*REQUIREMENTS:* Each entry below should be written out exactly as it is, with no pictures.

Entries from a dataset
- - - - -
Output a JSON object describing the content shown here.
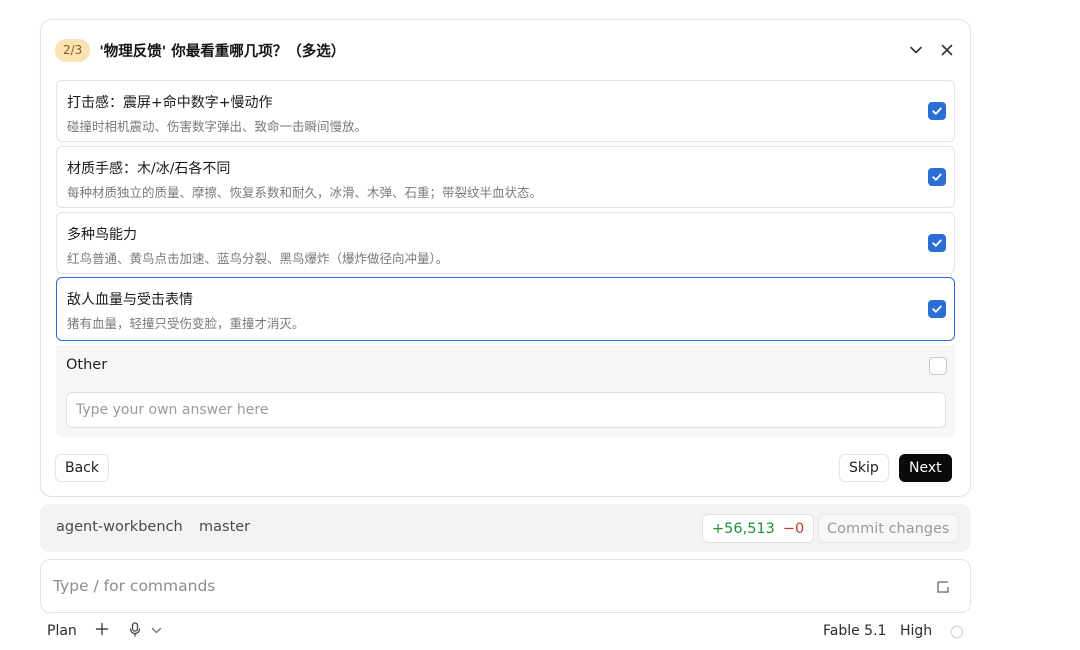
{
  "question": {
    "step": "2/3",
    "title": "'物理反馈' 你最看重哪几项？（多选）"
  },
  "options": [
    {
      "title": "打击感：震屏+命中数字+慢动作",
      "desc": "碰撞时相机震动、伤害数字弹出、致命一击瞬间慢放。",
      "checked": true
    },
    {
      "title": "材质手感：木/冰/石各不同",
      "desc": "每种材质独立的质量、摩擦、恢复系数和耐久，冰滑、木弹、石重；带裂纹半血状态。",
      "checked": true
    },
    {
      "title": "多种鸟能力",
      "desc": "红鸟普通、黄鸟点击加速、蓝鸟分裂、黑鸟爆炸（爆炸做径向冲量）。",
      "checked": true
    },
    {
      "title": "敌人血量与受击表情",
      "desc": "猪有血量，轻撞只受伤变脸，重撞才消灭。",
      "checked": true
    }
  ],
  "other": {
    "label": "Other",
    "placeholder": "Type your own answer here"
  },
  "buttons": {
    "back": "Back",
    "skip": "Skip",
    "next": "Next"
  },
  "git": {
    "repo": "agent-workbench",
    "branch": "master",
    "additions": "+56,513",
    "deletions": "−0",
    "commit": "Commit changes"
  },
  "command": {
    "placeholder": "Type / for commands"
  },
  "footer": {
    "mode": "Plan",
    "model": "Fable 5.1",
    "effort": "High"
  },
  "colors": {
    "accent": "#2b6fd6",
    "badge_bg": "#fbe3b3",
    "additions": "#1e8f3c",
    "deletions": "#c0392b"
  }
}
- - - - -
*PROBLEM SOLUTION:*
Output a JSON object describing the content shown here.
{
  "question": {
    "step": "2/3",
    "title": "'物理反馈' 你最看重哪几项？（多选）"
  },
  "options": [
    {
      "title": "打击感：震屏+命中数字+慢动作",
      "desc": "碰撞时相机震动、伤害数字弹出、致命一击瞬间慢放。",
      "checked": true
    },
    {
      "title": "材质手感：木/冰/石各不同",
      "desc": "每种材质独立的质量、摩擦、恢复系数和耐久，冰滑、木弹、石重；带裂纹半血状态。",
      "checked": true
    },
    {
      "title": "多种鸟能力",
      "desc": "红鸟普通、黄鸟点击加速、蓝鸟分裂、黑鸟爆炸（爆炸做径向冲量）。",
      "checked": true
    },
    {
      "title": "敌人血量与受击表情",
      "desc": "猪有血量，轻撞只受伤变脸，重撞才消灭。",
      "checked": true
    }
  ],
  "other": {
    "label": "Other",
    "placeholder": "Type your own answer here"
  },
  "buttons": {
    "back": "Back",
    "skip": "Skip",
    "next": "Next"
  },
  "git": {
    "repo": "agent-workbench",
    "branch": "master",
    "additions": "+56,513",
    "deletions": "−0",
    "commit": "Commit changes"
  },
  "command": {
    "placeholder": "Type / for commands"
  },
  "footer": {
    "mode": "Plan",
    "model": "Fable 5.1",
    "effort": "High"
  },
  "colors": {
    "accent": "#2b6fd6",
    "badge_bg": "#fbe3b3",
    "additions": "#1e8f3c",
    "deletions": "#c0392b"
  }
}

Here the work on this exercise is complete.